[EXERCISE MATERIAL — start]
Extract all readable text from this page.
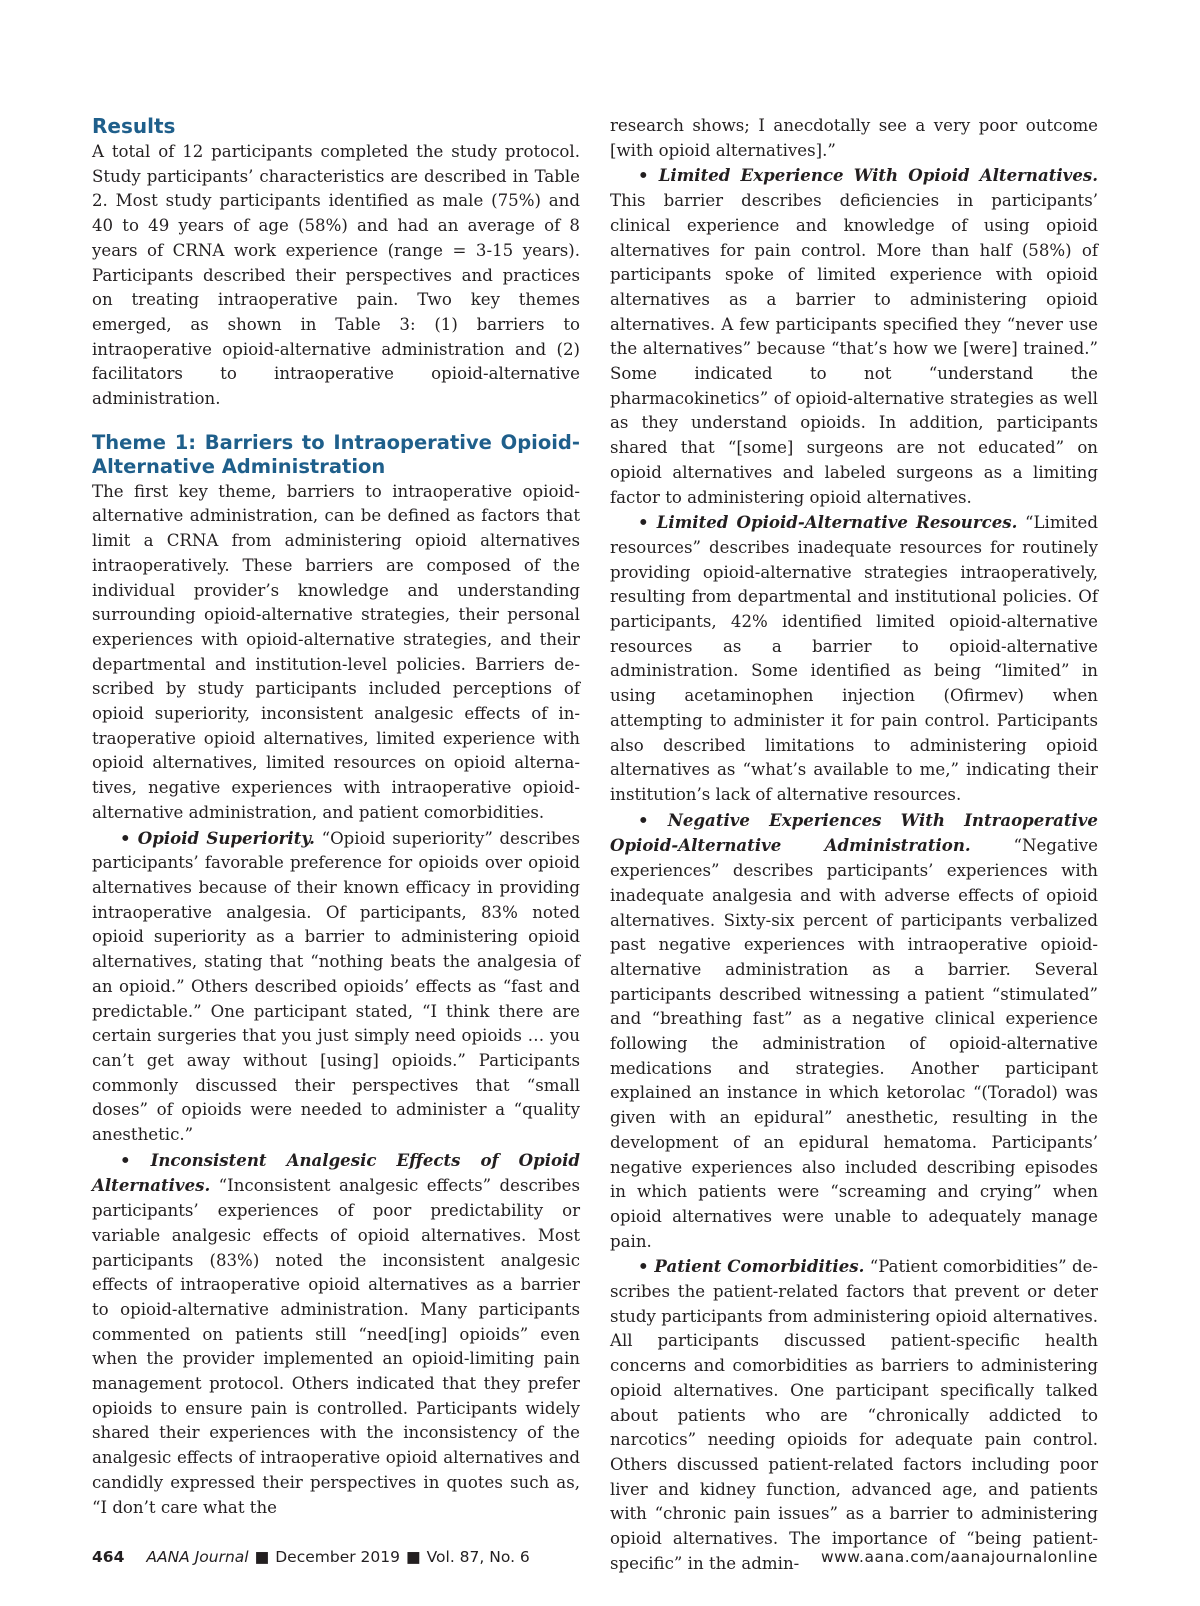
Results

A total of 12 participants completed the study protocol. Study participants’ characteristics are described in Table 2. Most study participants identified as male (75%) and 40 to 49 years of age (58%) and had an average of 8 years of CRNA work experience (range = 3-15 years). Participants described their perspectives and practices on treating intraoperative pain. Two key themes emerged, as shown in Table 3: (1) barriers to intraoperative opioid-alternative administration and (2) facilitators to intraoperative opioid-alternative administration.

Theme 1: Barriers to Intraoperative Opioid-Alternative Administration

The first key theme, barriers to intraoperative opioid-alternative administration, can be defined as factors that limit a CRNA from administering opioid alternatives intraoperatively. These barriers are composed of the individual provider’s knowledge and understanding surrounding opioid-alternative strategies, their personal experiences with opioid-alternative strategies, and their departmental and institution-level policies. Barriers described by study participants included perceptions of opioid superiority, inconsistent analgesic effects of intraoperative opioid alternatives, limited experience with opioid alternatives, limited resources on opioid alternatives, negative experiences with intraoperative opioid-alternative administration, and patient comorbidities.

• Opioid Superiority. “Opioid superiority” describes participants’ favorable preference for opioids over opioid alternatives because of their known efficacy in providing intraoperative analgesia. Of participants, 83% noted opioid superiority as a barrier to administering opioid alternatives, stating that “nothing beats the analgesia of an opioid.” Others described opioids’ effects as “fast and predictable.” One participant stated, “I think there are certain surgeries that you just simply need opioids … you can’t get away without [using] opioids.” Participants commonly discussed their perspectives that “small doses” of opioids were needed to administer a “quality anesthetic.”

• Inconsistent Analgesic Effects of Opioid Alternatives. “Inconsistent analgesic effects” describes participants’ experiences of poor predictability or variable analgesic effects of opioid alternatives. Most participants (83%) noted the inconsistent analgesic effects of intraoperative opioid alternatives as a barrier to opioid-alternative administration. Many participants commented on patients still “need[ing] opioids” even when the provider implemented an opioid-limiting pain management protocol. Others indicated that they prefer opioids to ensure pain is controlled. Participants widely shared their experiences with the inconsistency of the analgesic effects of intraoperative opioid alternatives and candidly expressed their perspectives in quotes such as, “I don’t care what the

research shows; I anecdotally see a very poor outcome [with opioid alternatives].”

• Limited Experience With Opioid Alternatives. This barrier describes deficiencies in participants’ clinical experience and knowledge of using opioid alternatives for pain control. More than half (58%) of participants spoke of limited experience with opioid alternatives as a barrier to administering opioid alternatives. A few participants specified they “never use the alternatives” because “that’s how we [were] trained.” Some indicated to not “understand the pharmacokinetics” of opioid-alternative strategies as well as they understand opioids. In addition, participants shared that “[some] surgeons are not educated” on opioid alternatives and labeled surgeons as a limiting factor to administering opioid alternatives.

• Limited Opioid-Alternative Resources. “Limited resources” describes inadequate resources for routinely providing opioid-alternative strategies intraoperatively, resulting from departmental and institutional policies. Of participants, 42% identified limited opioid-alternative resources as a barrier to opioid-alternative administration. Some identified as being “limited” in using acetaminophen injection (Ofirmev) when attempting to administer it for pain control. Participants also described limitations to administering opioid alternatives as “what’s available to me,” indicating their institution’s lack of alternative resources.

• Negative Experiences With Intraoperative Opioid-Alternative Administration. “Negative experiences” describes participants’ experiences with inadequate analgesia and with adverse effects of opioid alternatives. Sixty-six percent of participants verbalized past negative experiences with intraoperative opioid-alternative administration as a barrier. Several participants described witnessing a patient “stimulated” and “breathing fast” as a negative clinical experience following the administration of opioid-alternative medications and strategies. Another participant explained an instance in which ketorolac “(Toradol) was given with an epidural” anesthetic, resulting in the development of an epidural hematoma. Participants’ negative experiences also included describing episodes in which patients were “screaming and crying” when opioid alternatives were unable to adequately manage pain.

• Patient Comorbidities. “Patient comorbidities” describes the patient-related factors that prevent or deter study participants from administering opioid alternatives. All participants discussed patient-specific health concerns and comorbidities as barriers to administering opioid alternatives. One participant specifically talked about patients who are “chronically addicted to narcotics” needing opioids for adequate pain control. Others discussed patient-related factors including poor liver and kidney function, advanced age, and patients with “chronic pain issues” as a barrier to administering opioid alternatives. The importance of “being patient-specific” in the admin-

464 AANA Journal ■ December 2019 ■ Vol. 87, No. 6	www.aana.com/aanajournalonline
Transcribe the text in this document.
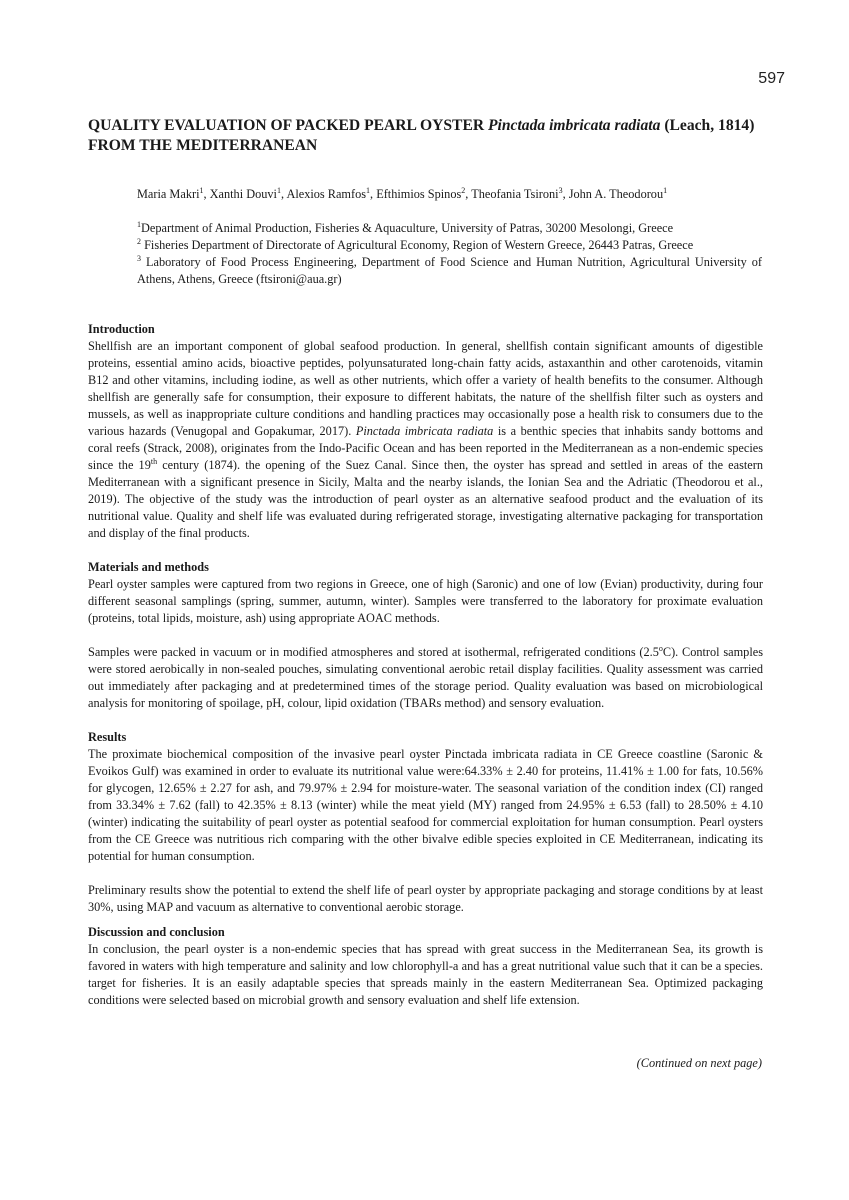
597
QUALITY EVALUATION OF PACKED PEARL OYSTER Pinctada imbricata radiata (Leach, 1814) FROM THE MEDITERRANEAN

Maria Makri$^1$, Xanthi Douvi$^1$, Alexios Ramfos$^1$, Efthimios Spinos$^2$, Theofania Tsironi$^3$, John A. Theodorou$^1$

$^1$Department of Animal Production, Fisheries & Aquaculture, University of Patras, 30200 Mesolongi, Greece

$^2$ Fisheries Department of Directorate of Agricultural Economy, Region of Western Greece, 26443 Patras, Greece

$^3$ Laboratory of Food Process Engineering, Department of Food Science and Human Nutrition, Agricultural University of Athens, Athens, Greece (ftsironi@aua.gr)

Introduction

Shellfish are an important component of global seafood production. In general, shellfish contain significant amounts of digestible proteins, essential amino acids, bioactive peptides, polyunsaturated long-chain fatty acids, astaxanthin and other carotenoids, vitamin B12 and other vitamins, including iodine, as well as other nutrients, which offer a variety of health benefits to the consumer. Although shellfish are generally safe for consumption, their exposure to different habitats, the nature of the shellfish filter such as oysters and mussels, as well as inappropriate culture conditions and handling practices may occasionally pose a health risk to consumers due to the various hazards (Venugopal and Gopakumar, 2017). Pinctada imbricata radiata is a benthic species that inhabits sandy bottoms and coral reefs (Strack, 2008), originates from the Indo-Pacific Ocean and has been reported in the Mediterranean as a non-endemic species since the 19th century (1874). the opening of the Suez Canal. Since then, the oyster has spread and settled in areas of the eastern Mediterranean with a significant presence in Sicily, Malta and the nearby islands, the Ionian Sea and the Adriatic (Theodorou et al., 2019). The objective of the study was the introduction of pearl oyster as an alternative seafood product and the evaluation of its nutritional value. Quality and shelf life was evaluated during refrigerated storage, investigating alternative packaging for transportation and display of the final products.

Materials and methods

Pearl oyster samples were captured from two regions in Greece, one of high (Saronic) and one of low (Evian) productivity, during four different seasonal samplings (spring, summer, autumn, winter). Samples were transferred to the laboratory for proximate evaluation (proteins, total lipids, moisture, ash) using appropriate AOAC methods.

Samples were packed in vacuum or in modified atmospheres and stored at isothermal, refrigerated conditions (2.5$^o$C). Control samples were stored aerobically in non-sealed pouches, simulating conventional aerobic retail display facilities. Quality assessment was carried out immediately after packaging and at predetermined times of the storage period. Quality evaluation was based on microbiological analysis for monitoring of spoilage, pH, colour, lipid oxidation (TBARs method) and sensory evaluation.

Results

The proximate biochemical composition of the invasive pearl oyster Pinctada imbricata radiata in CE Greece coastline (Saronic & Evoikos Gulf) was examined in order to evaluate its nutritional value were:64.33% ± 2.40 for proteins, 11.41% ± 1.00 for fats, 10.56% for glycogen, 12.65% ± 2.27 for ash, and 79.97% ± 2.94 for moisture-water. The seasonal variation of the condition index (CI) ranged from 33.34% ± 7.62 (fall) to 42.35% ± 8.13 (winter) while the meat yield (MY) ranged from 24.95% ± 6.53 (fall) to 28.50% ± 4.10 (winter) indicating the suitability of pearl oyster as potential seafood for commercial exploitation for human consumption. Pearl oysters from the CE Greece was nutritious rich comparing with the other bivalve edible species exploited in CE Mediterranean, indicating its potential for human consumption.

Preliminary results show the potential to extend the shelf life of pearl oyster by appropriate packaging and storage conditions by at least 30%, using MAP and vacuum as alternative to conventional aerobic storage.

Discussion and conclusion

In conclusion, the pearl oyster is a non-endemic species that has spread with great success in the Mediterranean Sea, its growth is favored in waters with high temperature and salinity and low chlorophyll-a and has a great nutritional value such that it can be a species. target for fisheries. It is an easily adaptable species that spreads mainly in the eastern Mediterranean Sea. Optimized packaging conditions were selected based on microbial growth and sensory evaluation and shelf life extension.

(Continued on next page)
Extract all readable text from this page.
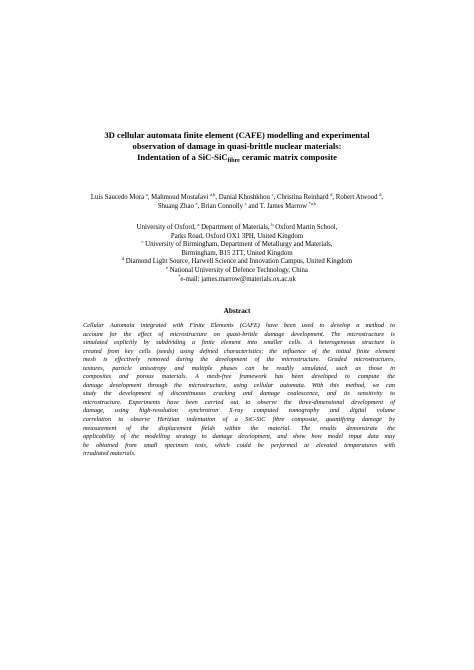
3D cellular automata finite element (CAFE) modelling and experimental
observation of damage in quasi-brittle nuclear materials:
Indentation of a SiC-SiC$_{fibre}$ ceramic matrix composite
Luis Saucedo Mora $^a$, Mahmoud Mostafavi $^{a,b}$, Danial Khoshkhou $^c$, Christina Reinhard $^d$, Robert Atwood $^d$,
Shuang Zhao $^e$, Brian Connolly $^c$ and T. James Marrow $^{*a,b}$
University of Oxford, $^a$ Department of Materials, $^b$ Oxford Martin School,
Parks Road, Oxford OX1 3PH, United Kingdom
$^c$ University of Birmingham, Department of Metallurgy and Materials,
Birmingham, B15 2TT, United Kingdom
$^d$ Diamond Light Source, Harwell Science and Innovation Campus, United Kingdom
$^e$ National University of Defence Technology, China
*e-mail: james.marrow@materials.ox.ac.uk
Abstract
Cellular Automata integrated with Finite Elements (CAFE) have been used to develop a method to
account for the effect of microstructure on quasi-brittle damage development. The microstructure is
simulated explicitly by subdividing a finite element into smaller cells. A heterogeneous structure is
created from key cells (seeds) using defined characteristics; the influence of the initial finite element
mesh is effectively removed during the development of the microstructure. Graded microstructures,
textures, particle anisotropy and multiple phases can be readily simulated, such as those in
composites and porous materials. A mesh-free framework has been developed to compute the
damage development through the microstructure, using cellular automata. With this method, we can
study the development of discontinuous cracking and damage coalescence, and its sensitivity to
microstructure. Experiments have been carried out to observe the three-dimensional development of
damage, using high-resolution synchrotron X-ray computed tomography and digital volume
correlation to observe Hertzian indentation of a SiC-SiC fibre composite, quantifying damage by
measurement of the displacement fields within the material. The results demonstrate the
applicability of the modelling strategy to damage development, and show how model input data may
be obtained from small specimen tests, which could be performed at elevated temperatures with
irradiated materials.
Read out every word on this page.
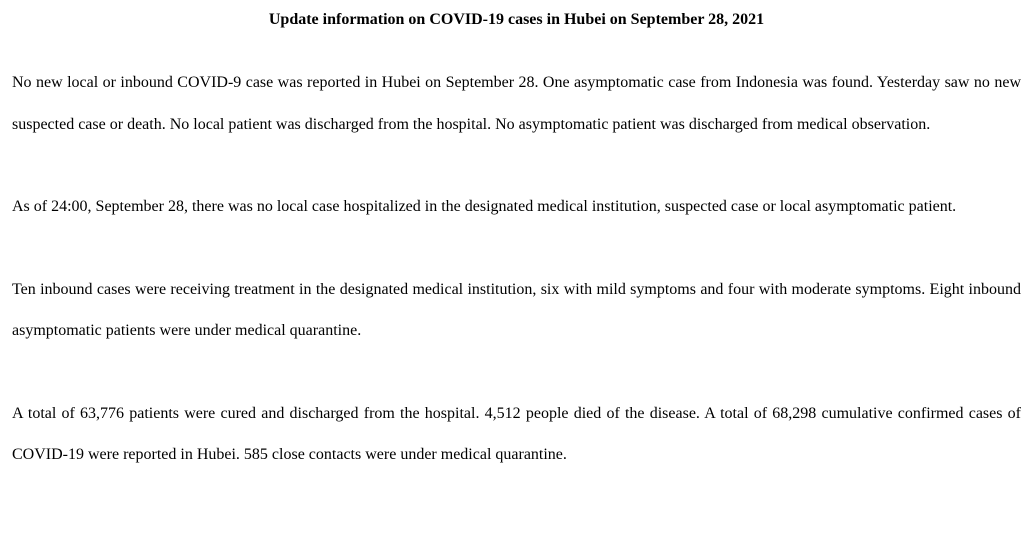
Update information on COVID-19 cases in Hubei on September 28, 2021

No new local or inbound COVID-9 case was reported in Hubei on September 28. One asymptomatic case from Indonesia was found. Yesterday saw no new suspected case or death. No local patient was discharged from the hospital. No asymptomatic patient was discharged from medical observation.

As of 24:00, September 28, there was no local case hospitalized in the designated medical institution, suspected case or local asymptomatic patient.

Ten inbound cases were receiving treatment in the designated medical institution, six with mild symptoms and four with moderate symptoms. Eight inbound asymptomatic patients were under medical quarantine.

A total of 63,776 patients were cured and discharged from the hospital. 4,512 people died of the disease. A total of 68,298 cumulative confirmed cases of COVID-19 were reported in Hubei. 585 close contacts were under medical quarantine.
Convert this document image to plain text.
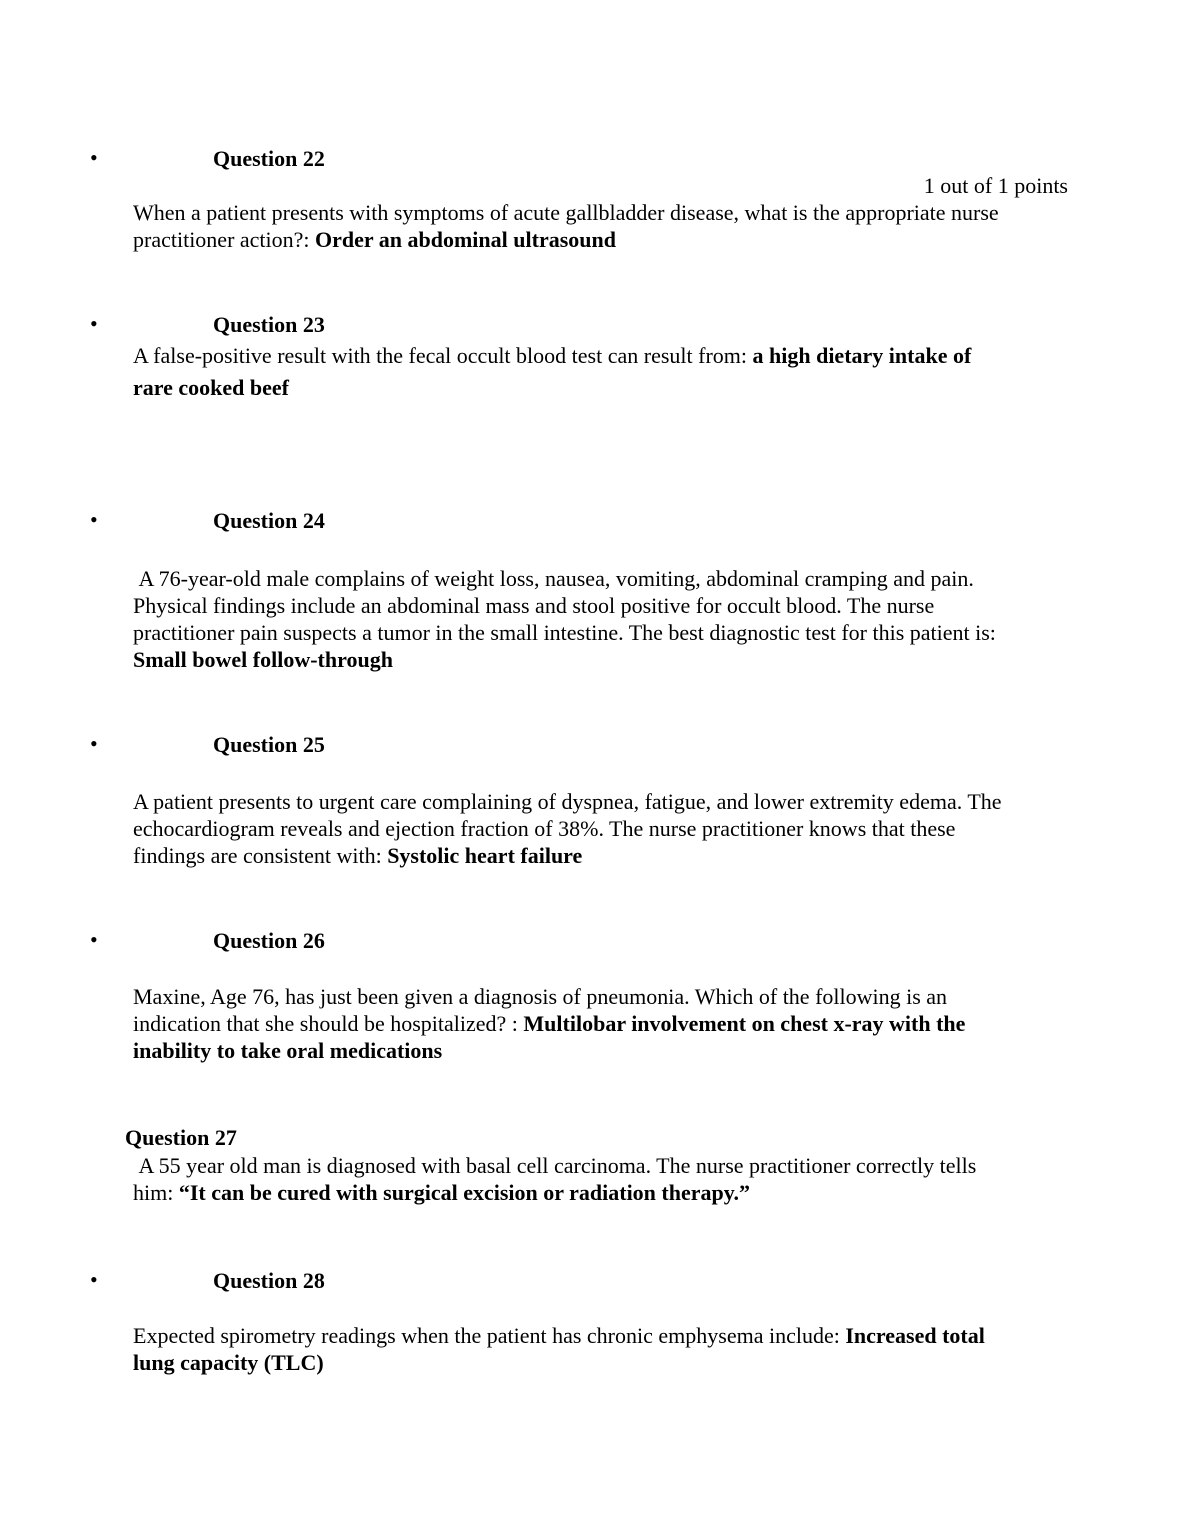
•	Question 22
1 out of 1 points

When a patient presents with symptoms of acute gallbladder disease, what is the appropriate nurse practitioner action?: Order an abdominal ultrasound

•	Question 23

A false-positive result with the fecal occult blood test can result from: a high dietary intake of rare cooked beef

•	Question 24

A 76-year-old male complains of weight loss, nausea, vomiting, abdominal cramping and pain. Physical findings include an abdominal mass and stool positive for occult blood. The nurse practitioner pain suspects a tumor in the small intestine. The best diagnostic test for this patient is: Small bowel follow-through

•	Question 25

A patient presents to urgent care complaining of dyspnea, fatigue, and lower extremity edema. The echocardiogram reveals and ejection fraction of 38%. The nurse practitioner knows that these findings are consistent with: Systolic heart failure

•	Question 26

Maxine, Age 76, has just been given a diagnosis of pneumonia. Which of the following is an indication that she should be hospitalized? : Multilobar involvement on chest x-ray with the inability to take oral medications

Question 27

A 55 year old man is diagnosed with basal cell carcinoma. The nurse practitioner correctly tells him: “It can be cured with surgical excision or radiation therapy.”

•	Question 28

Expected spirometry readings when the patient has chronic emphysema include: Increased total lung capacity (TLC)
[EXERCISE MATERIAL — finish]
#### [INSTRUCTIONS FOR THE TASK]
Scan the material for lines with the word "modelling", and copy each line you find.

#### [TASK RESPONSE]
3D cellular automata finite element (CAFE) modelling and experimental
applicability of the modelling strategy to damage development, and show how model input data may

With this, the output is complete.